EXERCISE PROMPT
Please reproduce all the records exactly while leaving out their pictures.

MATERIAL SHOWN
###

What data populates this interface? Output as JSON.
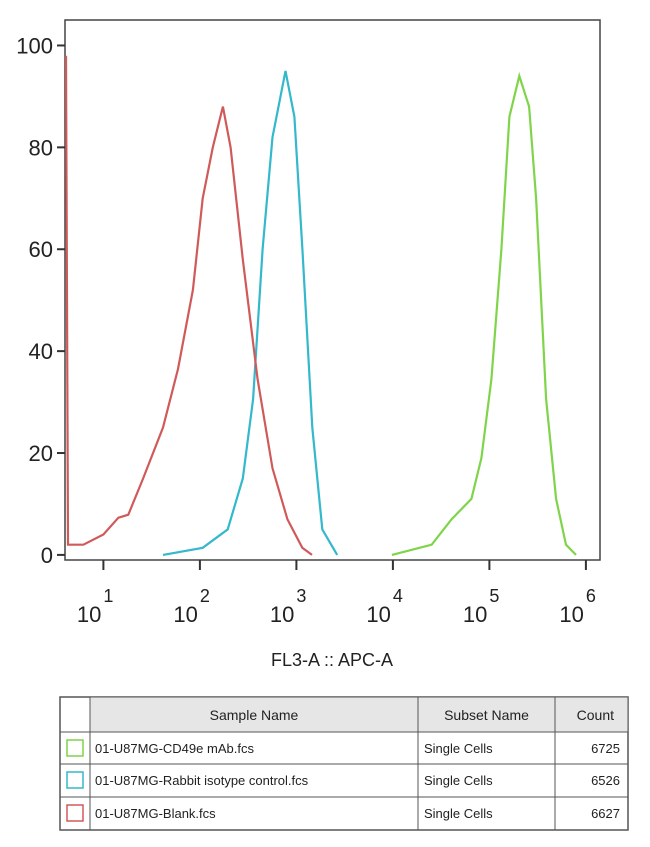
{
  "chart_data": {
    "type": "line",
    "log_x": true,
    "x_label": "FL3-A :: APC-A",
    "xlim": [
      4,
      1400000
    ],
    "ylim": [
      -1,
      105
    ],
    "xticks": [
      {
        "value": 10,
        "label": "10",
        "exponent": "1"
      },
      {
        "value": 100,
        "label": "10",
        "exponent": "2"
      },
      {
        "value": 1000,
        "label": "10",
        "exponent": "3"
      },
      {
        "value": 10000,
        "label": "10",
        "exponent": "4"
      },
      {
        "value": 100000,
        "label": "10",
        "exponent": "5"
      },
      {
        "value": 1000000,
        "label": "10",
        "exponent": "6"
      }
    ],
    "yticks": [
      0,
      20,
      40,
      60,
      80,
      100
    ],
    "table_columns": [
      "Sample Name",
      "Subset Name",
      "Count"
    ],
    "series": [
      {
        "name": "01-U87MG-CD49e mAb.fcs",
        "subset": "Single Cells",
        "count": 6725,
        "color": "#7fd44a",
        "x": [
          9770,
          25240,
          40550,
          65160,
          82700,
          105000,
          133000,
          161000,
          204000,
          258000,
          305000,
          387000,
          491000,
          622000,
          789000
        ],
        "values": [
          0,
          2,
          7,
          11,
          19,
          34.5,
          60,
          86,
          94,
          88,
          70,
          30.6,
          11,
          2,
          0
        ]
      },
      {
        "name": "01-U87MG-Rabbit isotype control.fcs",
        "subset": "Single Cells",
        "count": 6526,
        "color": "#33b8cc",
        "x": [
          41.5,
          107,
          194,
          278,
          356,
          446,
          566,
          771,
          953,
          1154,
          1462,
          1854,
          2649
        ],
        "values": [
          0,
          1.4,
          5,
          15,
          30.6,
          60,
          82,
          95,
          86,
          60,
          25,
          5,
          0
        ]
      },
      {
        "name": "01-U87MG-Blank.fcs",
        "subset": "Single Cells",
        "count": 6627,
        "color": "#d05a5a",
        "x": [
          4.1,
          4.3,
          6.2,
          10,
          14.3,
          18.1,
          25.8,
          41.5,
          59.3,
          84.6,
          107,
          136,
          173,
          208,
          278,
          396,
          565,
          806,
          1150,
          1450
        ],
        "values": [
          98,
          2,
          2,
          4,
          7.3,
          7.9,
          15,
          25,
          36.5,
          52,
          70,
          80,
          88,
          80,
          58,
          34.5,
          17,
          7,
          1.4,
          0
        ]
      }
    ]
  }
}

###

EXERCISE RESULT
What data populates this interface? Output as JSON.
{
  "chart_data": {
    "type": "line",
    "log_x": true,
    "x_label": "FL3-A :: APC-A",
    "xlim": [
      4,
      1400000
    ],
    "ylim": [
      -1,
      105
    ],
    "xticks": [
      {
        "value": 10,
        "label": "10",
        "exponent": "1"
      },
      {
        "value": 100,
        "label": "10",
        "exponent": "2"
      },
      {
        "value": 1000,
        "label": "10",
        "exponent": "3"
      },
      {
        "value": 10000,
        "label": "10",
        "exponent": "4"
      },
      {
        "value": 100000,
        "label": "10",
        "exponent": "5"
      },
      {
        "value": 1000000,
        "label": "10",
        "exponent": "6"
      }
    ],
    "yticks": [
      0,
      20,
      40,
      60,
      80,
      100
    ],
    "table_columns": [
      "Sample Name",
      "Subset Name",
      "Count"
    ],
    "series": [
      {
        "name": "01-U87MG-CD49e mAb.fcs",
        "subset": "Single Cells",
        "count": 6725,
        "color": "#7fd44a",
        "x": [
          9770,
          25240,
          40550,
          65160,
          82700,
          105000,
          133000,
          161000,
          204000,
          258000,
          305000,
          387000,
          491000,
          622000,
          789000
        ],
        "values": [
          0,
          2,
          7,
          11,
          19,
          34.5,
          60,
          86,
          94,
          88,
          70,
          30.6,
          11,
          2,
          0
        ]
      },
      {
        "name": "01-U87MG-Rabbit isotype control.fcs",
        "subset": "Single Cells",
        "count": 6526,
        "color": "#33b8cc",
        "x": [
          41.5,
          107,
          194,
          278,
          356,
          446,
          566,
          771,
          953,
          1154,
          1462,
          1854,
          2649
        ],
        "values": [
          0,
          1.4,
          5,
          15,
          30.6,
          60,
          82,
          95,
          86,
          60,
          25,
          5,
          0
        ]
      },
      {
        "name": "01-U87MG-Blank.fcs",
        "subset": "Single Cells",
        "count": 6627,
        "color": "#d05a5a",
        "x": [
          4.1,
          4.3,
          6.2,
          10,
          14.3,
          18.1,
          25.8,
          41.5,
          59.3,
          84.6,
          107,
          136,
          173,
          208,
          278,
          396,
          565,
          806,
          1150,
          1450
        ],
        "values": [
          98,
          2,
          2,
          4,
          7.3,
          7.9,
          15,
          25,
          36.5,
          52,
          70,
          80,
          88,
          80,
          58,
          34.5,
          17,
          7,
          1.4,
          0
        ]
      }
    ]
  }
}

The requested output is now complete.